== TASK MATERIAL

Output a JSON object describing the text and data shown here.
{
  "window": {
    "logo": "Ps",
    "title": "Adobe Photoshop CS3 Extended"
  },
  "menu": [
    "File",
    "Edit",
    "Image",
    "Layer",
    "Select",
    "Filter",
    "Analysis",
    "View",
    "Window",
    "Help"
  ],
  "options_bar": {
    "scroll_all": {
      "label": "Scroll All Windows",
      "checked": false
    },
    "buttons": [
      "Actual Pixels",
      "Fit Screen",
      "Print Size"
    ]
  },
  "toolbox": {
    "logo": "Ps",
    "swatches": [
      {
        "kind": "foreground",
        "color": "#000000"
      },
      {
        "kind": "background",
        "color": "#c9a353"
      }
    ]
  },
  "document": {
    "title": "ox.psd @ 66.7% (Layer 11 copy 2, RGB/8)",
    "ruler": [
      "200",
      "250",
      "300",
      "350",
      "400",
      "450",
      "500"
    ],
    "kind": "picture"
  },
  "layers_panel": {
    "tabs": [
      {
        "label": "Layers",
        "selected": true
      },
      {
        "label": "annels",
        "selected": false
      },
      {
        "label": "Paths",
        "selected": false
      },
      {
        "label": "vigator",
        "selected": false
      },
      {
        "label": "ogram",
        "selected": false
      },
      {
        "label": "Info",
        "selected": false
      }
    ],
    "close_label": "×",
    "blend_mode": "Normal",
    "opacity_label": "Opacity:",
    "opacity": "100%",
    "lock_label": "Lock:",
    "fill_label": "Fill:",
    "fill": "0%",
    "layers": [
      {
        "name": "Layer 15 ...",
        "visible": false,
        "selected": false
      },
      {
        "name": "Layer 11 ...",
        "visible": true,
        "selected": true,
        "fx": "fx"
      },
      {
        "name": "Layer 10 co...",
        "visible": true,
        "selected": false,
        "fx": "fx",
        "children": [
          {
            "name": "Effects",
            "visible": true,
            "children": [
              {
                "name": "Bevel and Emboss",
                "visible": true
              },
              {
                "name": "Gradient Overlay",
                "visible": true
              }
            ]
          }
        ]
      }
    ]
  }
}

====

YOUR GOAL
Please output the complete data exactly.

TASK RESPONSE
Output a JSON object describing the text and data shown here.
{
  "window": {
    "logo": "Ps",
    "title": "Adobe Photoshop CS3 Extended"
  },
  "menu": [
    "File",
    "Edit",
    "Image",
    "Layer",
    "Select",
    "Filter",
    "Analysis",
    "View",
    "Window",
    "Help"
  ],
  "options_bar": {
    "scroll_all": {
      "label": "Scroll All Windows",
      "checked": false
    },
    "buttons": [
      "Actual Pixels",
      "Fit Screen",
      "Print Size"
    ]
  },
  "toolbox": {
    "logo": "Ps",
    "swatches": [
      {
        "kind": "foreground",
        "color": "#000000"
      },
      {
        "kind": "background",
        "color": "#c9a353"
      }
    ]
  },
  "document": {
    "title": "ox.psd @ 66.7% (Layer 11 copy 2, RGB/8)",
    "ruler": [
      "200",
      "250",
      "300",
      "350",
      "400",
      "450",
      "500"
    ],
    "kind": "picture"
  },
  "layers_panel": {
    "tabs": [
      {
        "label": "Layers",
        "selected": true
      },
      {
        "label": "annels",
        "selected": false
      },
      {
        "label": "Paths",
        "selected": false
      },
      {
        "label": "vigator",
        "selected": false
      },
      {
        "label": "ogram",
        "selected": false
      },
      {
        "label": "Info",
        "selected": false
      }
    ],
    "close_label": "×",
    "blend_mode": "Normal",
    "opacity_label": "Opacity:",
    "opacity": "100%",
    "lock_label": "Lock:",
    "fill_label": "Fill:",
    "fill": "0%",
    "layers": [
      {
        "name": "Layer 15 ...",
        "visible": false,
        "selected": false
      },
      {
        "name": "Layer 11 ...",
        "visible": true,
        "selected": true,
        "fx": "fx"
      },
      {
        "name": "Layer 10 co...",
        "visible": true,
        "selected": false,
        "fx": "fx",
        "children": [
          {
            "name": "Effects",
            "visible": true,
            "children": [
              {
                "name": "Bevel and Emboss",
                "visible": true
              },
              {
                "name": "Gradient Overlay",
                "visible": true
              }
            ]
          }
        ]
      }
    ]
  }
}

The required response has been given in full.